#### CHALLENGE:
Hunt for the word "užduočių" across the entries below, copying each line that holds it.

#### DATA SECTION:
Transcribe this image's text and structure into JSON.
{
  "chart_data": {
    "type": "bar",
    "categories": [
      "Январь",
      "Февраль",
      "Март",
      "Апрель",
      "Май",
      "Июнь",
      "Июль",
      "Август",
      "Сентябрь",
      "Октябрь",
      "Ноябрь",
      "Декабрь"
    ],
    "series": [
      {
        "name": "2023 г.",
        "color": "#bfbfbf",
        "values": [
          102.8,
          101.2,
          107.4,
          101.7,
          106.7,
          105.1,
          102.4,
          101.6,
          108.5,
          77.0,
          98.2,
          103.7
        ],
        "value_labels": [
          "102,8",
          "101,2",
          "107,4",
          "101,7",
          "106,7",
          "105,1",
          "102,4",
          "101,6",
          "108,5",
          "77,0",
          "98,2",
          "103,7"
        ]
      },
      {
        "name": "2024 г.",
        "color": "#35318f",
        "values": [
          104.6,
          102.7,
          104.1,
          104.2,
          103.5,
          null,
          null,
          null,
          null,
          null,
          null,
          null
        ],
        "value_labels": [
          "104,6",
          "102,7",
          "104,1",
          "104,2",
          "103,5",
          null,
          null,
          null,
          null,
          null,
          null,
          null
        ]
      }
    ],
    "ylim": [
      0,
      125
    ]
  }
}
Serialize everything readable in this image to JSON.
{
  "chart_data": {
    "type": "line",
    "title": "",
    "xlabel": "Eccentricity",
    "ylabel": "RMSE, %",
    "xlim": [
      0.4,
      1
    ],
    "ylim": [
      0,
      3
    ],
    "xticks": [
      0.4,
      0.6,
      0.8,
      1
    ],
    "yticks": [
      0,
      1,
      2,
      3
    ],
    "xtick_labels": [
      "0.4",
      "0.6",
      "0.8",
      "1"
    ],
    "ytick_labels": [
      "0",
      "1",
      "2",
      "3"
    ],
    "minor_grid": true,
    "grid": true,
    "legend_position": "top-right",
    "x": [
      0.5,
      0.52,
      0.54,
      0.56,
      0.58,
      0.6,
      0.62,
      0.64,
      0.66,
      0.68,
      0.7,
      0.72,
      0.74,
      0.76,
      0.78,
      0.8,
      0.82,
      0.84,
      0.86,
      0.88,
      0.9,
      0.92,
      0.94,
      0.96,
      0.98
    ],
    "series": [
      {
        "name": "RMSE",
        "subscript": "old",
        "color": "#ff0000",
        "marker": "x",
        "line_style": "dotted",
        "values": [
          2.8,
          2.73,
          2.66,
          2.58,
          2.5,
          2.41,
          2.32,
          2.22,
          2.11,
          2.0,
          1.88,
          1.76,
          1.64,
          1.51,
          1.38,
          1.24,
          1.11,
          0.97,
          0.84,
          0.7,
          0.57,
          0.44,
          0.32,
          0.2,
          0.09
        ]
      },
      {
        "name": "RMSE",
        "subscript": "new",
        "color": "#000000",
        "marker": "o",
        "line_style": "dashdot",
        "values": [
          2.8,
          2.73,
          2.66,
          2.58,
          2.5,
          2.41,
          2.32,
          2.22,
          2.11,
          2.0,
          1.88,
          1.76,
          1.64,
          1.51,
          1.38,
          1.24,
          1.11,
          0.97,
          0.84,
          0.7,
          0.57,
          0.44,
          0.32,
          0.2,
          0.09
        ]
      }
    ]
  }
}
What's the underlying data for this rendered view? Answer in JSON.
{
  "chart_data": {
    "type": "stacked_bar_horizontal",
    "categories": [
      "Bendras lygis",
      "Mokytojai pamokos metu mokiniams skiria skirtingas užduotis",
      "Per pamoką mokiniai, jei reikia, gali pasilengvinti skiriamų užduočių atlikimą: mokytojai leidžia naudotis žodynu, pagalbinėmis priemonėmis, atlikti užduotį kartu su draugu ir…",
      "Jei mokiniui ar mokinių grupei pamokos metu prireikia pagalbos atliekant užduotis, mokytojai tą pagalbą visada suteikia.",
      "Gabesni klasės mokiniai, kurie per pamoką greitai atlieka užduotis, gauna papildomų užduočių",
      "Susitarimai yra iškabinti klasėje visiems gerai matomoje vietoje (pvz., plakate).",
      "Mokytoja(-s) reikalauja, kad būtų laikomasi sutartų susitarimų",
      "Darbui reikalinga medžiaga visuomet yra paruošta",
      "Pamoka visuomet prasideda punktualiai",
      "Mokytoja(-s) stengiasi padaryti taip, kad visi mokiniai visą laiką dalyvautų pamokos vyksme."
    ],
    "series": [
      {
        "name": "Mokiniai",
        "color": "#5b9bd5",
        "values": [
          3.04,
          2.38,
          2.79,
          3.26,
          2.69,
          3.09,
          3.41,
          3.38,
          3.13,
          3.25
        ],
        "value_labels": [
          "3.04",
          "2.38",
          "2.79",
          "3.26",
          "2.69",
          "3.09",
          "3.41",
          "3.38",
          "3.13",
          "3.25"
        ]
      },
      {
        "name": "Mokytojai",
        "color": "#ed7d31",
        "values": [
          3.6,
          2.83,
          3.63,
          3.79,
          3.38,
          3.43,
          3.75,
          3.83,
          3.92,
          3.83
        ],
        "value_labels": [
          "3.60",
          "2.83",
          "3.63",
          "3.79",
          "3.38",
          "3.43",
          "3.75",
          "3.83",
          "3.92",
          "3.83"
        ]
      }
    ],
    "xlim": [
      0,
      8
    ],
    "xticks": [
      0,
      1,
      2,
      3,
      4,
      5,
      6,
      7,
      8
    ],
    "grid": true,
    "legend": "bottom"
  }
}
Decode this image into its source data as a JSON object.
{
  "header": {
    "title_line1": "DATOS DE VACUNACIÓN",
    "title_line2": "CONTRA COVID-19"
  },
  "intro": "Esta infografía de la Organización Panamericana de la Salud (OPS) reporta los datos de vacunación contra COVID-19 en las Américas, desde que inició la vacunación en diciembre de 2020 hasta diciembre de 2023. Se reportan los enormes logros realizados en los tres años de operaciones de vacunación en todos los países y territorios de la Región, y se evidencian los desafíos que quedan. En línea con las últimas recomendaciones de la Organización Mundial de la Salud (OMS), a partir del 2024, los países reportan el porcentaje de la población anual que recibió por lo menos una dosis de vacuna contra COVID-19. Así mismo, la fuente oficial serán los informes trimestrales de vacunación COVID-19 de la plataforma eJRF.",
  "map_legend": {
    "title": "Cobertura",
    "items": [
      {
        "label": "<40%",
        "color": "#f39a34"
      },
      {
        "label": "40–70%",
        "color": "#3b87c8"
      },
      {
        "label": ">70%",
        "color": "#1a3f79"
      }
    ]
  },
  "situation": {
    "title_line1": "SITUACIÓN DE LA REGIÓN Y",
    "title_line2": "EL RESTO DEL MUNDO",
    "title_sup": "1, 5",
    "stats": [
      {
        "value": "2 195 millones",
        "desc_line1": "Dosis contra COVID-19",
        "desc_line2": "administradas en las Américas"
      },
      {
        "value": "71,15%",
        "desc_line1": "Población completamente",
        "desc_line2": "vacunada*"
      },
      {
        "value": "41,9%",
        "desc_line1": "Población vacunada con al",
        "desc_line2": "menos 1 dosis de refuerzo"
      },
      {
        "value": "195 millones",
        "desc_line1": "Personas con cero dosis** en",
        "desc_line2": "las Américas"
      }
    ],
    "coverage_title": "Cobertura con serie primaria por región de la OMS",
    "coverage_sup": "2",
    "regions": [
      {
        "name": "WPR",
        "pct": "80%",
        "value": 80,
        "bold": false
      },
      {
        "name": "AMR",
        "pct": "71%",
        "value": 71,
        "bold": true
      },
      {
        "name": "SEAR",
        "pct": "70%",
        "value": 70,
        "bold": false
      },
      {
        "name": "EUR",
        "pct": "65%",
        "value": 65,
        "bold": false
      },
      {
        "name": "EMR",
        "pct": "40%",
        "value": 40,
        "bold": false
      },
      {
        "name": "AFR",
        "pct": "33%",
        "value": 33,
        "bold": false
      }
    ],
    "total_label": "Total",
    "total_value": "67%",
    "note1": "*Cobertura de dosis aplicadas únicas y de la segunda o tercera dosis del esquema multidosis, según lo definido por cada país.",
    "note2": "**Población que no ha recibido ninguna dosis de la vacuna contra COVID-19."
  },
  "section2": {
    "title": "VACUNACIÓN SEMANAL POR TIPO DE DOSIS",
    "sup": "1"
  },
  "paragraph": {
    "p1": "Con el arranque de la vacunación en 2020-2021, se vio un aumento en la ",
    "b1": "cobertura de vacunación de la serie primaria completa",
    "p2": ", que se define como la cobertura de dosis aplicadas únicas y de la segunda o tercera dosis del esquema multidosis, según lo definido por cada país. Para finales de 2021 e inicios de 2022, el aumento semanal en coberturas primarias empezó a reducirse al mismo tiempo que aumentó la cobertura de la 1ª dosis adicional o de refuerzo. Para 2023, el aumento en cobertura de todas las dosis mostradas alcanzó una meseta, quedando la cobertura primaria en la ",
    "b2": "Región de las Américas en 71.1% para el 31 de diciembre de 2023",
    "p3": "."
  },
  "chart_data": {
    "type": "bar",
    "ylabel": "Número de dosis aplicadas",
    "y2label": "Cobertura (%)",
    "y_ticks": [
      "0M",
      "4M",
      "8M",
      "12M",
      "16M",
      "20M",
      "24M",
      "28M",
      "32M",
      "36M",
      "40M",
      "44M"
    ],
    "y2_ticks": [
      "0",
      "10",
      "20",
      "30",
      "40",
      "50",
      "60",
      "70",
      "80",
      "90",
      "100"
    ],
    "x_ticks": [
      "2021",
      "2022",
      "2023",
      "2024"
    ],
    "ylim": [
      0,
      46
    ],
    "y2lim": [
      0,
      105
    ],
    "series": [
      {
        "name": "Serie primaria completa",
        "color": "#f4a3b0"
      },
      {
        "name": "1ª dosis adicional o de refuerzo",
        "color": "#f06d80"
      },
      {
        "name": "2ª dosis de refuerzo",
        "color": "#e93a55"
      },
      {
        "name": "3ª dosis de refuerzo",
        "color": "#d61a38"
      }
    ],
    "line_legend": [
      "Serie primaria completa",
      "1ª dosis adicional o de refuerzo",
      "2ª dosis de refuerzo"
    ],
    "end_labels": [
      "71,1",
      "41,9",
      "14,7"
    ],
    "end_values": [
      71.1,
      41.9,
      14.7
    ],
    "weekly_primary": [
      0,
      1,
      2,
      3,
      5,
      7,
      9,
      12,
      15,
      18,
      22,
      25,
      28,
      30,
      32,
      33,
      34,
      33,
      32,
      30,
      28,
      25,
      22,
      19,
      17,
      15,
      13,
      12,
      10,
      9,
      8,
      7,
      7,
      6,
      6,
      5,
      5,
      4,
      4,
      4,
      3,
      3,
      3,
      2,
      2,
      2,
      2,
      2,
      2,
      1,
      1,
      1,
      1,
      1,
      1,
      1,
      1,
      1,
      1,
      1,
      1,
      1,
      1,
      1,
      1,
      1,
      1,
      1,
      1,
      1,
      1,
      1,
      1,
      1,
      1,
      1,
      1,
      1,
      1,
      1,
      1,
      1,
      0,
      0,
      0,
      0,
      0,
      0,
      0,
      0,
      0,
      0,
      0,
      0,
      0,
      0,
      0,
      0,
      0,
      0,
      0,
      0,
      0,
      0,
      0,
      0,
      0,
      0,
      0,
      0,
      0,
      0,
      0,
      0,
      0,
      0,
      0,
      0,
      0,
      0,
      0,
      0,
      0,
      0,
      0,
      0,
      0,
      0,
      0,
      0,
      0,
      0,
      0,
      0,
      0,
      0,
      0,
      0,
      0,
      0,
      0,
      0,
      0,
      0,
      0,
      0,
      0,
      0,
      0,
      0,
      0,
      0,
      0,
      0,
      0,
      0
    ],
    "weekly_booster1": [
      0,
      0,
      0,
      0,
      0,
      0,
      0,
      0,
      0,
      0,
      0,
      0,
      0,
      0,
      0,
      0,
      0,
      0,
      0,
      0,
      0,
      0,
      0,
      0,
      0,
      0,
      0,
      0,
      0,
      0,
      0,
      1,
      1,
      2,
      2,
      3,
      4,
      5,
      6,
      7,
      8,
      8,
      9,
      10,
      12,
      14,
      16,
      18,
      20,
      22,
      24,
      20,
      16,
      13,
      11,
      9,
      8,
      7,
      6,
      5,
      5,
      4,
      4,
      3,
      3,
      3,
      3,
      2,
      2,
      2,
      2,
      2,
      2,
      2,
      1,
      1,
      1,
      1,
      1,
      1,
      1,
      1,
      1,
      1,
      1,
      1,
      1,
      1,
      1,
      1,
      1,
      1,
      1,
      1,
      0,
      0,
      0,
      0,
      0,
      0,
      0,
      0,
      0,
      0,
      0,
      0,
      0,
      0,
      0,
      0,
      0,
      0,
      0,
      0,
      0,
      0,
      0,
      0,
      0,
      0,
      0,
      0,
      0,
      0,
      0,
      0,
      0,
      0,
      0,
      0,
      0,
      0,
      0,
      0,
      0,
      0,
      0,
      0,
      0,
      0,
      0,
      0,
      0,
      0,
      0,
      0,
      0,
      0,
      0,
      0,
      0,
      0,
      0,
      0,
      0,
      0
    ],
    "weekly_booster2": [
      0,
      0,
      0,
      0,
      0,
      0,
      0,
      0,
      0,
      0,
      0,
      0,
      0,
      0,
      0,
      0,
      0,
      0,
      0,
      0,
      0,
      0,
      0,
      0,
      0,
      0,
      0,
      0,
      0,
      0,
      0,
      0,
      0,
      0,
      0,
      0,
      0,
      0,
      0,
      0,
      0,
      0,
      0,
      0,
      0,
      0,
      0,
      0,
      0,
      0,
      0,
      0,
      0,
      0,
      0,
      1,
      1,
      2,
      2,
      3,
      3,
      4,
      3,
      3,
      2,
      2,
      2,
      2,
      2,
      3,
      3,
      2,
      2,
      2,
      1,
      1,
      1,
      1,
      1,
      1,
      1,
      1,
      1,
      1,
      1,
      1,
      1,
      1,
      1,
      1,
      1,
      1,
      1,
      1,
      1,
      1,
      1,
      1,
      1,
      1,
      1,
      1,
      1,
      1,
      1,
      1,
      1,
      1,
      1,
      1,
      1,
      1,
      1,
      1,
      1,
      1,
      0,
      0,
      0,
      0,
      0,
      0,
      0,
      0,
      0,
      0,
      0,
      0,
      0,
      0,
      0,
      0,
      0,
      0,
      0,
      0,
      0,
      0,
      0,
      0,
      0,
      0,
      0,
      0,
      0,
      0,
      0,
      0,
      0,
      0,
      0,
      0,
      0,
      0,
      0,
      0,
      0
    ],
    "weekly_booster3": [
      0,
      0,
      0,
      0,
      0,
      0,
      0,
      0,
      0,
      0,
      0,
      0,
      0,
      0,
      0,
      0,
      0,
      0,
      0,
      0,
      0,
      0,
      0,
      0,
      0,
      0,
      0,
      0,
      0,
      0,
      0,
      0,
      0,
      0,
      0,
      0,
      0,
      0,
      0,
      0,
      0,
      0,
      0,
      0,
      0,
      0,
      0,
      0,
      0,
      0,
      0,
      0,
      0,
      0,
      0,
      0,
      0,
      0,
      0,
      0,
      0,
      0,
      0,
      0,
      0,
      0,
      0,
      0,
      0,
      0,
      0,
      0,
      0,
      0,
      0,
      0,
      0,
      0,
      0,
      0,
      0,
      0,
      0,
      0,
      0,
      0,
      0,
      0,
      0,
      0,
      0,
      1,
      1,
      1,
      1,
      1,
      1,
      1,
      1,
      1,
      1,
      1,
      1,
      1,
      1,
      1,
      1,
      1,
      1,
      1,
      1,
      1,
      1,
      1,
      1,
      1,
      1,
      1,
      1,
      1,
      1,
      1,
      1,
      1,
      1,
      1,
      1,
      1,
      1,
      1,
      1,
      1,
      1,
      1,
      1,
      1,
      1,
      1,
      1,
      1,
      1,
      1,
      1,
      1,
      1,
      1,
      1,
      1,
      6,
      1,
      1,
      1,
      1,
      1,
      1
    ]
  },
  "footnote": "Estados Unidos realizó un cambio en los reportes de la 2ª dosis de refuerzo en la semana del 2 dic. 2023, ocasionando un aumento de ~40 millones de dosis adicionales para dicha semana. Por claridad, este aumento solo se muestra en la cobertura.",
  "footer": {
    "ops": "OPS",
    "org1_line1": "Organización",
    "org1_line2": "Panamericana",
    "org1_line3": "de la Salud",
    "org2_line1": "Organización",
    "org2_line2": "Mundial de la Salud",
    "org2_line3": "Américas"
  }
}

#### WORKED ANSWER:
      "Per pamoką mokiniai, jei reikia, gali pasilengvinti skiriamų užduočių atlikimą: mokytojai leidžia naudotis žodynu, pagalbinėmis priemonėmis, atlikti užduotį kartu su draugu ir…",
      "Gabesni klasės mokiniai, kurie per pamoką greitai atlieka užduotis, gauna papildomų užduočių",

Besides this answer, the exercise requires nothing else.